*Goal:* Copy the data below line for line, with no changes.

------ Data extract ------

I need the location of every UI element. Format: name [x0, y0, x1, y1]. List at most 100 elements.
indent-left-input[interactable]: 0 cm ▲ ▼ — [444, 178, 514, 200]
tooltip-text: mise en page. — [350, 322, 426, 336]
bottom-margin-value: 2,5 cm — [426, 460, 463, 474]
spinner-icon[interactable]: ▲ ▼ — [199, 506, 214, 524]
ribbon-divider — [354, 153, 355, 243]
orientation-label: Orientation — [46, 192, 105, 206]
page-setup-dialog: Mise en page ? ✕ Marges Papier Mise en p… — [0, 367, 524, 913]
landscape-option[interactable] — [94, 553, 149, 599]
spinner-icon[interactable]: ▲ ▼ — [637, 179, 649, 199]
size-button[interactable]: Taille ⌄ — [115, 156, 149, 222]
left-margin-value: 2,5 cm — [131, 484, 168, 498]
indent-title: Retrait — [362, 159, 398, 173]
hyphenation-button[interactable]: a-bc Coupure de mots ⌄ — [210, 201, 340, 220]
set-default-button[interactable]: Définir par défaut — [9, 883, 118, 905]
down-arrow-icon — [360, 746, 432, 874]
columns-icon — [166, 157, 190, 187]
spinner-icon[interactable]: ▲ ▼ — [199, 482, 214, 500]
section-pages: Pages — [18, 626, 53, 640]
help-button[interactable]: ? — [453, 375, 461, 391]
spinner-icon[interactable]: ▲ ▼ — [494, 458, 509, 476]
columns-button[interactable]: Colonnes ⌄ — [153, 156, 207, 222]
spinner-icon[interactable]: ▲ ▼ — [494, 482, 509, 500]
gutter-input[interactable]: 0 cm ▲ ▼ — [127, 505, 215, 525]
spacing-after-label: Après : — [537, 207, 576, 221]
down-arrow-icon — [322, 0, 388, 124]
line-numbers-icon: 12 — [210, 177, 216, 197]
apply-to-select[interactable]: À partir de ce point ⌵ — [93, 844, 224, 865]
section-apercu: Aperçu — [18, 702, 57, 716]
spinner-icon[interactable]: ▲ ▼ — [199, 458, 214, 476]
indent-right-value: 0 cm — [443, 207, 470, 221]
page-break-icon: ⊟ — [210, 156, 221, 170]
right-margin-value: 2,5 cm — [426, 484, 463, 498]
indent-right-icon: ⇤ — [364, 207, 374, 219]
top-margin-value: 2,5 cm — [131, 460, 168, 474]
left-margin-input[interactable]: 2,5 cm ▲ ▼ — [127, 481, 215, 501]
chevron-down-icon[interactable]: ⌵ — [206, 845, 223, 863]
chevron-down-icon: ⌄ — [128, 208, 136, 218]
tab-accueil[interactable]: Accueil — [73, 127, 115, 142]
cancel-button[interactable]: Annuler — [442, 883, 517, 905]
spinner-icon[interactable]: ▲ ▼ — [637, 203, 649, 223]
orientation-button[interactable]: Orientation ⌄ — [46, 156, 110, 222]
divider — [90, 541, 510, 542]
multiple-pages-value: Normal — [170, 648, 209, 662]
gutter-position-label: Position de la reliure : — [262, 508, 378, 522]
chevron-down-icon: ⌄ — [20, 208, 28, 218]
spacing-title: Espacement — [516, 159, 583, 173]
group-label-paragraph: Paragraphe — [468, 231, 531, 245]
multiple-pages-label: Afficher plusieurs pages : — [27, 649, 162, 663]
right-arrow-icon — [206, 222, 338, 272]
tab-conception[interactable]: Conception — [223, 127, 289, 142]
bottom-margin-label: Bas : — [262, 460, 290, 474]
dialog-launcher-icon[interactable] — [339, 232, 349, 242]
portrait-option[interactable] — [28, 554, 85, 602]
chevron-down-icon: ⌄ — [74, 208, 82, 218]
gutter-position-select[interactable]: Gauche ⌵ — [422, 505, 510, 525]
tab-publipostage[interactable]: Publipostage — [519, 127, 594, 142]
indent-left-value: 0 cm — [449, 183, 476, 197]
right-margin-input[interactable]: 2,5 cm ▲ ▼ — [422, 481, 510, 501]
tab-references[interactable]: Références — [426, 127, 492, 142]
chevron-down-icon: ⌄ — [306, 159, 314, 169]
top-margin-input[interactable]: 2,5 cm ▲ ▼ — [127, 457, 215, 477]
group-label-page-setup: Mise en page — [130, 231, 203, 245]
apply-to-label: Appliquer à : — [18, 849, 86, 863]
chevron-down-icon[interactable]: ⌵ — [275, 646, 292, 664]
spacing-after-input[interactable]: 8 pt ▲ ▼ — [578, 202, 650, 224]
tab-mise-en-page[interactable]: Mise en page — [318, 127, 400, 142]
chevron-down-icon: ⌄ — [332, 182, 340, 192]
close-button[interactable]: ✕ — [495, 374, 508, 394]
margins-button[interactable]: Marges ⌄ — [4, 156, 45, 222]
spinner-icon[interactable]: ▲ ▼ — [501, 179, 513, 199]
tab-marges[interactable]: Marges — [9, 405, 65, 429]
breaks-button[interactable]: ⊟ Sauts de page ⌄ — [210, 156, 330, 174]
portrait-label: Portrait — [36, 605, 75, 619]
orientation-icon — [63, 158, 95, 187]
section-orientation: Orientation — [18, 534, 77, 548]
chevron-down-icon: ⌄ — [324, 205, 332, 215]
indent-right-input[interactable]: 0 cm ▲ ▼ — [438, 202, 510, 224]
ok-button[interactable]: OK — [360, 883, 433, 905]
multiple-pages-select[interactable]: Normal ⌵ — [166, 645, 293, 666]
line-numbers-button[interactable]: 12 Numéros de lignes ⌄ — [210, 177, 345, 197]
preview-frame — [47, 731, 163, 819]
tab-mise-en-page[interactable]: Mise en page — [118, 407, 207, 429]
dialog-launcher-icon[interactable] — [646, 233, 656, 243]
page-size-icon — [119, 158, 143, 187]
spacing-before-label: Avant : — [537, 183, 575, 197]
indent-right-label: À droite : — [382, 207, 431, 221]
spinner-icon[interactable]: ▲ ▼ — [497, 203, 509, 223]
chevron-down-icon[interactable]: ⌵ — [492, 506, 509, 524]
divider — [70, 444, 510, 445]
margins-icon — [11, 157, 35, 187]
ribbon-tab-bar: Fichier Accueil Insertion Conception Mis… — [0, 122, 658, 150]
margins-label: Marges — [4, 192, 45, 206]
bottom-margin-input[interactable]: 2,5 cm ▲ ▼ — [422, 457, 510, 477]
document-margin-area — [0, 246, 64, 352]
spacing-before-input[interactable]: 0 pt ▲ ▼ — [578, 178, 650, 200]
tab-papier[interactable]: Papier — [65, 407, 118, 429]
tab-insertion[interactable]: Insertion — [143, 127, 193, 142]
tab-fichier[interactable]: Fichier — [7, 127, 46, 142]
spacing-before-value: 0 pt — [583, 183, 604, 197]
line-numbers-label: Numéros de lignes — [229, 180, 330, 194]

------

*Written solution:*
I need the location of every UI element. Format: name [x0, y0, x1, y1]. List at most 100 elements.
indent-left-input[interactable]: 0 cm ▲ ▼ — [444, 178, 514, 200]
tooltip-text: mise en page. — [350, 322, 426, 336]
bottom-margin-value: 2,5 cm — [426, 460, 463, 474]
spinner-icon[interactable]: ▲ ▼ — [199, 506, 214, 524]
ribbon-divider — [354, 153, 355, 243]
orientation-label: Orientation — [46, 192, 105, 206]
page-setup-dialog: Mise en page ? ✕ Marges Papier Mise en p… — [0, 367, 524, 913]
landscape-option[interactable] — [94, 553, 149, 599]
spinner-icon[interactable]: ▲ ▼ — [637, 179, 649, 199]
size-button[interactable]: Taille ⌄ — [115, 156, 149, 222]
left-margin-value: 2,5 cm — [131, 484, 168, 498]
indent-title: Retrait — [362, 159, 398, 173]
hyphenation-button[interactable]: a-bc Coupure de mots ⌄ — [210, 201, 340, 220]
set-default-button[interactable]: Définir par défaut — [9, 883, 118, 905]
down-arrow-icon — [360, 746, 432, 874]
columns-icon — [166, 157, 190, 187]
spinner-icon[interactable]: ▲ ▼ — [199, 482, 214, 500]
section-pages: Pages — [18, 626, 53, 640]
help-button[interactable]: ? — [453, 375, 461, 391]
spinner-icon[interactable]: ▲ ▼ — [494, 458, 509, 476]
columns-button[interactable]: Colonnes ⌄ — [153, 156, 207, 222]
spinner-icon[interactable]: ▲ ▼ — [494, 482, 509, 500]
gutter-input[interactable]: 0 cm ▲ ▼ — [127, 505, 215, 525]
spacing-after-label: Après : — [537, 207, 576, 221]
down-arrow-icon — [322, 0, 388, 124]
line-numbers-icon: 12 — [210, 177, 216, 197]
apply-to-select[interactable]: À partir de ce point ⌵ — [93, 844, 224, 865]
section-apercu: Aperçu — [18, 702, 57, 716]
spinner-icon[interactable]: ▲ ▼ — [199, 458, 214, 476]
indent-right-value: 0 cm — [443, 207, 470, 221]
page-break-icon: ⊟ — [210, 156, 221, 170]
right-margin-value: 2,5 cm — [426, 484, 463, 498]
indent-right-icon: ⇤ — [364, 207, 374, 219]
top-margin-value: 2,5 cm — [131, 460, 168, 474]
left-margin-input[interactable]: 2,5 cm ▲ ▼ — [127, 481, 215, 501]
chevron-down-icon[interactable]: ⌵ — [206, 845, 223, 863]
chevron-down-icon: ⌄ — [128, 208, 136, 218]
tab-accueil[interactable]: Accueil — [73, 127, 115, 142]
cancel-button[interactable]: Annuler — [442, 883, 517, 905]
spinner-icon[interactable]: ▲ ▼ — [637, 203, 649, 223]
orientation-button[interactable]: Orientation ⌄ — [46, 156, 110, 222]
divider — [90, 541, 510, 542]
multiple-pages-value: Normal — [170, 648, 209, 662]
gutter-position-label: Position de la reliure : — [262, 508, 378, 522]
chevron-down-icon: ⌄ — [20, 208, 28, 218]
spacing-title: Espacement — [516, 159, 583, 173]
group-label-paragraph: Paragraphe — [468, 231, 531, 245]
multiple-pages-label: Afficher plusieurs pages : — [27, 649, 162, 663]
right-arrow-icon — [206, 222, 338, 272]
tab-conception[interactable]: Conception — [223, 127, 289, 142]
bottom-margin-label: Bas : — [262, 460, 290, 474]
dialog-launcher-icon[interactable] — [339, 232, 349, 242]
portrait-option[interactable] — [28, 554, 85, 602]
chevron-down-icon: ⌄ — [74, 208, 82, 218]
gutter-position-select[interactable]: Gauche ⌵ — [422, 505, 510, 525]
tab-publipostage[interactable]: Publipostage — [519, 127, 594, 142]
indent-left-value: 0 cm — [449, 183, 476, 197]
right-margin-input[interactable]: 2,5 cm ▲ ▼ — [422, 481, 510, 501]
tab-references[interactable]: Références — [426, 127, 492, 142]
chevron-down-icon: ⌄ — [306, 159, 314, 169]
top-margin-input[interactable]: 2,5 cm ▲ ▼ — [127, 457, 215, 477]
group-label-page-setup: Mise en page — [130, 231, 203, 245]
apply-to-label: Appliquer à : — [18, 849, 86, 863]
chevron-down-icon[interactable]: ⌵ — [275, 646, 292, 664]
spacing-after-input[interactable]: 8 pt ▲ ▼ — [578, 202, 650, 224]
tab-mise-en-page[interactable]: Mise en page — [318, 127, 400, 142]
chevron-down-icon: ⌄ — [332, 182, 340, 192]
close-button[interactable]: ✕ — [495, 374, 508, 394]
margins-button[interactable]: Marges ⌄ — [4, 156, 45, 222]
spinner-icon[interactable]: ▲ ▼ — [501, 179, 513, 199]
tab-marges[interactable]: Marges — [9, 405, 65, 429]
breaks-button[interactable]: ⊟ Sauts de page ⌄ — [210, 156, 330, 174]
portrait-label: Portrait — [36, 605, 75, 619]
orientation-icon — [63, 158, 95, 187]
section-orientation: Orientation — [18, 534, 77, 548]
chevron-down-icon: ⌄ — [324, 205, 332, 215]
indent-right-input[interactable]: 0 cm ▲ ▼ — [438, 202, 510, 224]
ok-button[interactable]: OK — [360, 883, 433, 905]
multiple-pages-select[interactable]: Normal ⌵ — [166, 645, 293, 666]
line-numbers-button[interactable]: 12 Numéros de lignes ⌄ — [210, 177, 345, 197]
preview-frame — [47, 731, 163, 819]
tab-mise-en-page[interactable]: Mise en page — [118, 407, 207, 429]
dialog-launcher-icon[interactable] — [646, 233, 656, 243]
page-size-icon — [119, 158, 143, 187]
spacing-before-label: Avant : — [537, 183, 575, 197]
indent-right-label: À droite : — [382, 207, 431, 221]
spinner-icon[interactable]: ▲ ▼ — [497, 203, 509, 223]
chevron-down-icon[interactable]: ⌵ — [492, 506, 509, 524]
divider — [70, 444, 510, 445]
margins-icon — [11, 157, 35, 187]
ribbon-tab-bar: Fichier Accueil Insertion Conception Mis… — [0, 122, 658, 150]
margins-label: Marges — [4, 192, 45, 206]
bottom-margin-input[interactable]: 2,5 cm ▲ ▼ — [422, 457, 510, 477]
document-margin-area — [0, 246, 64, 352]
spacing-before-input[interactable]: 0 pt ▲ ▼ — [578, 178, 650, 200]
tab-papier[interactable]: Papier — [65, 407, 118, 429]
tab-insertion[interactable]: Insertion — [143, 127, 193, 142]
tab-fichier[interactable]: Fichier — [7, 127, 46, 142]
spacing-before-value: 0 pt — [583, 183, 604, 197]
line-numbers-label: Numéros de lignes — [229, 180, 330, 194]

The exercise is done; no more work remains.